What the task requires. Your job is to restate each entry word for word.

Exercise inputs.
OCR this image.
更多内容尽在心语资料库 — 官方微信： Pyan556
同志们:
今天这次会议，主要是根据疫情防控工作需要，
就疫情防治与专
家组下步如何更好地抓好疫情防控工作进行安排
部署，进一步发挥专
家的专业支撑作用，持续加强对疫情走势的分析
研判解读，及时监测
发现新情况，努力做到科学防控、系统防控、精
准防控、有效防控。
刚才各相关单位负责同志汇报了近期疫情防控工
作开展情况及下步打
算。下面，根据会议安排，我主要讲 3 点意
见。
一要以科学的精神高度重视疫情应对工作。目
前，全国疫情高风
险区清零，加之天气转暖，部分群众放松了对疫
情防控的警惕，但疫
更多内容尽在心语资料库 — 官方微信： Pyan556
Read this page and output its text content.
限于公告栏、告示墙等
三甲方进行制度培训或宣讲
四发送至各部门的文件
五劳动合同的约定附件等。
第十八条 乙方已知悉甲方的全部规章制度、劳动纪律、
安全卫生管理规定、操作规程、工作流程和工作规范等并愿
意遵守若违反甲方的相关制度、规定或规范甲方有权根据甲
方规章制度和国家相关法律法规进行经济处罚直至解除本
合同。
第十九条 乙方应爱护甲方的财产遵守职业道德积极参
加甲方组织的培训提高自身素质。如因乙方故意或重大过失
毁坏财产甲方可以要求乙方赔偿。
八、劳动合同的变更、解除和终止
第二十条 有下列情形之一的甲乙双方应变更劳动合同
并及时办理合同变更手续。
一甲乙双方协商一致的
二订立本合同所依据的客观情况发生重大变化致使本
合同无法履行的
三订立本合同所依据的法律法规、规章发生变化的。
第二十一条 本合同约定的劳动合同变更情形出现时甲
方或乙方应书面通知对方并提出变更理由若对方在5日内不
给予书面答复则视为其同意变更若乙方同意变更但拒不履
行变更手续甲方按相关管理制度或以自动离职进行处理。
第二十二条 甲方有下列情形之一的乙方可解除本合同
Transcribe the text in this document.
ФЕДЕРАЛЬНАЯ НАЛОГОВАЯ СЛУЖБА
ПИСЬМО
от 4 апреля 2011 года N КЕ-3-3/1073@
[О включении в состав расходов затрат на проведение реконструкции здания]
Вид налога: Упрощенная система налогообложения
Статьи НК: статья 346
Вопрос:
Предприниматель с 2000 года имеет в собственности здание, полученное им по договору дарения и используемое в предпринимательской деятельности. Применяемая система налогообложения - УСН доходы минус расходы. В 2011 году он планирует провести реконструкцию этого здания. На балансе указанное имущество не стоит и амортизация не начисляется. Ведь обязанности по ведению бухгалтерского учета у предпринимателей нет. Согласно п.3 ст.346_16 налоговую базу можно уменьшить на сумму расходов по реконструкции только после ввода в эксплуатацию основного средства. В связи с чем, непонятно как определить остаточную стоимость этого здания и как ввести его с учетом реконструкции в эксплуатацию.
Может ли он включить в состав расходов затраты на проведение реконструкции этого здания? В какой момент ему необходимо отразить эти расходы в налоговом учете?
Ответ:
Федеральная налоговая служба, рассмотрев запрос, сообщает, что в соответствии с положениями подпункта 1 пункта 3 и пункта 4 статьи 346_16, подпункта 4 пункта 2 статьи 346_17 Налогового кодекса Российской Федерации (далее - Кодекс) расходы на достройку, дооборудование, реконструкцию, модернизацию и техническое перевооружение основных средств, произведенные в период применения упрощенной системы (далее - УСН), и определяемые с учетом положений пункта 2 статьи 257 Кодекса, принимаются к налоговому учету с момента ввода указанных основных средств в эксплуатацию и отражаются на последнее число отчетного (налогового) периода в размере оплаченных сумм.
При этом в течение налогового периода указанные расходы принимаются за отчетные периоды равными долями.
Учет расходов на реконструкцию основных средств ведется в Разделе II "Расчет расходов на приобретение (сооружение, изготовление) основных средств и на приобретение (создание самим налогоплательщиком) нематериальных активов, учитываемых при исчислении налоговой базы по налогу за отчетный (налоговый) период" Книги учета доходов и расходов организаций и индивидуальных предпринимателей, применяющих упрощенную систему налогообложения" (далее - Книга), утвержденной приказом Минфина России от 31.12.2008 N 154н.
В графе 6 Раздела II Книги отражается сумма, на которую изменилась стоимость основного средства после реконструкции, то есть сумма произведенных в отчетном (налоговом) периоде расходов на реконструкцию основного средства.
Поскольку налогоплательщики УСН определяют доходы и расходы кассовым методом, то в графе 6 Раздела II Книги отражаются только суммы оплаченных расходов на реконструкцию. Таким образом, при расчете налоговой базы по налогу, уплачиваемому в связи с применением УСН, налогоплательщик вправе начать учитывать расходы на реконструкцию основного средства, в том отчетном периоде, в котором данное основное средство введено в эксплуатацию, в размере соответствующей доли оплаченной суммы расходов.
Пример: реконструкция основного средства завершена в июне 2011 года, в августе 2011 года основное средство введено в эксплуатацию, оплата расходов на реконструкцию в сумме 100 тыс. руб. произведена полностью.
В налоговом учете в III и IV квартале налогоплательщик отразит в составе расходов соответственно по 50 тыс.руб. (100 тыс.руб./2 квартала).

Completed task.
OCR this image.
更多内容尽在心语资料库 — 官方微信： Pyan556
同志们:
今天这次会议，主要是根据疫情防控工作需要，
就疫情防治与专
家组下步如何更好地抓好疫情防控工作进行安排
部署，进一步发挥专
家的专业支撑作用，持续加强对疫情走势的分析
研判解读，及时监测
发现新情况，努力做到科学防控、系统防控、精
准防控、有效防控。
刚才各相关单位负责同志汇报了近期疫情防控工
作开展情况及下步打
算。下面，根据会议安排，我主要讲 3 点意
见。
一要以科学的精神高度重视疫情应对工作。目
前，全国疫情高风
险区清零，加之天气转暖，部分群众放松了对疫
情防控的警惕，但疫
更多内容尽在心语资料库 — 官方微信： Pyan556
Read this page and output its text content.
限于公告栏、告示墙等
三甲方进行制度培训或宣讲
四发送至各部门的文件
五劳动合同的约定附件等。
第十八条 乙方已知悉甲方的全部规章制度、劳动纪律、
安全卫生管理规定、操作规程、工作流程和工作规范等并愿
意遵守若违反甲方的相关制度、规定或规范甲方有权根据甲
方规章制度和国家相关法律法规进行经济处罚直至解除本
合同。
第十九条 乙方应爱护甲方的财产遵守职业道德积极参
加甲方组织的培训提高自身素质。如因乙方故意或重大过失
毁坏财产甲方可以要求乙方赔偿。
八、劳动合同的变更、解除和终止
第二十条 有下列情形之一的甲乙双方应变更劳动合同
并及时办理合同变更手续。
一甲乙双方协商一致的
二订立本合同所依据的客观情况发生重大变化致使本
合同无法履行的
三订立本合同所依据的法律法规、规章发生变化的。
第二十一条 本合同约定的劳动合同变更情形出现时甲
方或乙方应书面通知对方并提出变更理由若对方在5日内不
给予书面答复则视为其同意变更若乙方同意变更但拒不履
行变更手续甲方按相关管理制度或以自动离职进行处理。
第二十二条 甲方有下列情形之一的乙方可解除本合同
Transcribe the text in this document.
ФЕДЕРАЛЬНАЯ НАЛОГОВАЯ СЛУЖБА
ПИСЬМО
от 4 апреля 2011 года N КЕ-3-3/1073@
[О включении в состав расходов затрат на проведение реконструкции здания]
Вид налога: Упрощенная система налогообложения
Статьи НК: статья 346
Вопрос:
Предприниматель с 2000 года имеет в собственности здание, полученное им по договору дарения и используемое в предпринимательской деятельности. Применяемая система налогообложения - УСН доходы минус расходы. В 2011 году он планирует провести реконструкцию этого здания. На балансе указанное имущество не стоит и амортизация не начисляется. Ведь обязанности по ведению бухгалтерского учета у предпринимателей нет. Согласно п.3 ст.346_16 налоговую базу можно уменьшить на сумму расходов по реконструкции только после ввода в эксплуатацию основного средства. В связи с чем, непонятно как определить остаточную стоимость этого здания и как ввести его с учетом реконструкции в эксплуатацию.
Может ли он включить в состав расходов затраты на проведение реконструкции этого здания? В какой момент ему необходимо отразить эти расходы в налоговом учете?
Ответ:
Федеральная налоговая служба, рассмотрев запрос, сообщает, что в соответствии с положениями подпункта 1 пункта 3 и пункта 4 статьи 346_16, подпункта 4 пункта 2 статьи 346_17 Налогового кодекса Российской Федерации (далее - Кодекс) расходы на достройку, дооборудование, реконструкцию, модернизацию и техническое перевооружение основных средств, произведенные в период применения упрощенной системы (далее - УСН), и определяемые с учетом положений пункта 2 статьи 257 Кодекса, принимаются к налоговому учету с момента ввода указанных основных средств в эксплуатацию и отражаются на последнее число отчетного (налогового) периода в размере оплаченных сумм.
При этом в течение налогового периода указанные расходы принимаются за отчетные периоды равными долями.
Учет расходов на реконструкцию основных средств ведется в Разделе II "Расчет расходов на приобретение (сооружение, изготовление) основных средств и на приобретение (создание самим налогоплательщиком) нематериальных активов, учитываемых при исчислении налоговой базы по налогу за отчетный (налоговый) период" Книги учета доходов и расходов организаций и индивидуальных предпринимателей, применяющих упрощенную систему налогообложения" (далее - Книга), утвержденной приказом Минфина России от 31.12.2008 N 154н.
В графе 6 Раздела II Книги отражается сумма, на которую изменилась стоимость основного средства после реконструкции, то есть сумма произведенных в отчетном (налоговом) периоде расходов на реконструкцию основного средства.
Поскольку налогоплательщики УСН определяют доходы и расходы кассовым методом, то в графе 6 Раздела II Книги отражаются только суммы оплаченных расходов на реконструкцию. Таким образом, при расчете налоговой базы по налогу, уплачиваемому в связи с применением УСН, налогоплательщик вправе начать учитывать расходы на реконструкцию основного средства, в том отчетном периоде, в котором данное основное средство введено в эксплуатацию, в размере соответствующей доли оплаченной суммы расходов.
Пример: реконструкция основного средства завершена в июне 2011 года, в августе 2011 года основное средство введено в эксплуатацию, оплата расходов на реконструкцию в сумме 100 тыс. руб. произведена полностью.
В налоговом учете в III и IV квартале налогоплательщик отразит в составе расходов соответственно по 50 тыс.руб. (100 тыс.руб./2 квартала).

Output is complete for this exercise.